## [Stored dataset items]
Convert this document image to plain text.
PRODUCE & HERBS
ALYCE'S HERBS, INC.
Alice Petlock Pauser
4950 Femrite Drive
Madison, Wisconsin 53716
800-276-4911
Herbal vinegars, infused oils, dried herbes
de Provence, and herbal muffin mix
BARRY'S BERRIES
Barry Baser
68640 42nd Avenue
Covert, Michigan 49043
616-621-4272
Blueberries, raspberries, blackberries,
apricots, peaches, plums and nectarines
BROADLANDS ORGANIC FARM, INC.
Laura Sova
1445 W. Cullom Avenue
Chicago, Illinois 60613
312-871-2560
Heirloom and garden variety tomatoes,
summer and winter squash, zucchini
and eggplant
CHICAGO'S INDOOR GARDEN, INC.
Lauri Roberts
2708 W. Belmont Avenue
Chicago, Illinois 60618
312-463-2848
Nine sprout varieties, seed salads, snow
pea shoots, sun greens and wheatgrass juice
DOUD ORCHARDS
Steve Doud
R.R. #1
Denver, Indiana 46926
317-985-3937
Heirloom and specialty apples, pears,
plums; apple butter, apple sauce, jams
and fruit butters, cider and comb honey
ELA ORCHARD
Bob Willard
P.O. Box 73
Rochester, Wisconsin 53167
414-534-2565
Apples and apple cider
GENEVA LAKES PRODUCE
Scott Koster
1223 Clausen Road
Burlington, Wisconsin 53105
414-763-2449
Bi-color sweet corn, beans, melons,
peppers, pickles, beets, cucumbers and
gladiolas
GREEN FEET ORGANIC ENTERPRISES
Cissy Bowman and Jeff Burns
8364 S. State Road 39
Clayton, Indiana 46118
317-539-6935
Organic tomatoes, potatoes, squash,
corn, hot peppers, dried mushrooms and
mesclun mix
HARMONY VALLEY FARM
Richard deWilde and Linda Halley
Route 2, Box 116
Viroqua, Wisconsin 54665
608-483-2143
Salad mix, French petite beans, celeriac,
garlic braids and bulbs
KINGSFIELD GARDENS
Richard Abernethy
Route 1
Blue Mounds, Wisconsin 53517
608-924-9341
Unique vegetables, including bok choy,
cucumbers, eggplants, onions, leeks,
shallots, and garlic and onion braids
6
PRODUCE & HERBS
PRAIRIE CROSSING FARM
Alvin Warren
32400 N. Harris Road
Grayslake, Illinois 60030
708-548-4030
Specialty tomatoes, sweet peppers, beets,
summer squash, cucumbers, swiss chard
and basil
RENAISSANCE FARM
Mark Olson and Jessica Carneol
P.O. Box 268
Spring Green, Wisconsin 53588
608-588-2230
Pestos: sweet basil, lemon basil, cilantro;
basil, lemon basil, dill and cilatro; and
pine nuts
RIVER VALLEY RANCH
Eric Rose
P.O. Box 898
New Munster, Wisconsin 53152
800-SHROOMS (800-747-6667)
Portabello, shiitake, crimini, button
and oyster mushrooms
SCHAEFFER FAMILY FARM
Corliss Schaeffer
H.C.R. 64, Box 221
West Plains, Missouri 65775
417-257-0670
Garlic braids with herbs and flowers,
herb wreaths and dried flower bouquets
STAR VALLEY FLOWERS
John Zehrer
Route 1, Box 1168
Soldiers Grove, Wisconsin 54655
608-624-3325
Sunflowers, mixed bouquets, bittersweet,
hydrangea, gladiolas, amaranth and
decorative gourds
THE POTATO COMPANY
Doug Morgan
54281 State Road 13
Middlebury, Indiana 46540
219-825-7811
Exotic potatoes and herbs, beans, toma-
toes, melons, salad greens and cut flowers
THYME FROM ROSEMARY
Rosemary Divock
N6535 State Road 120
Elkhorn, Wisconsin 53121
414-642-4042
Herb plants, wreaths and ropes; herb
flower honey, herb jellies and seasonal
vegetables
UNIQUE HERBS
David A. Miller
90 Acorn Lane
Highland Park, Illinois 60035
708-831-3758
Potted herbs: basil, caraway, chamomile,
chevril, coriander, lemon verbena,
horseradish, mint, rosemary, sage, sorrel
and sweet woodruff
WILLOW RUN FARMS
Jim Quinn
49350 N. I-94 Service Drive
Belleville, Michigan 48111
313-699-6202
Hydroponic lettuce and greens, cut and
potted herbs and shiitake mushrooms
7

## [REQUEST]
State how many lines above include the word "shiitake", and nothing more.

## [RESPONSE TO THIS TASK]
2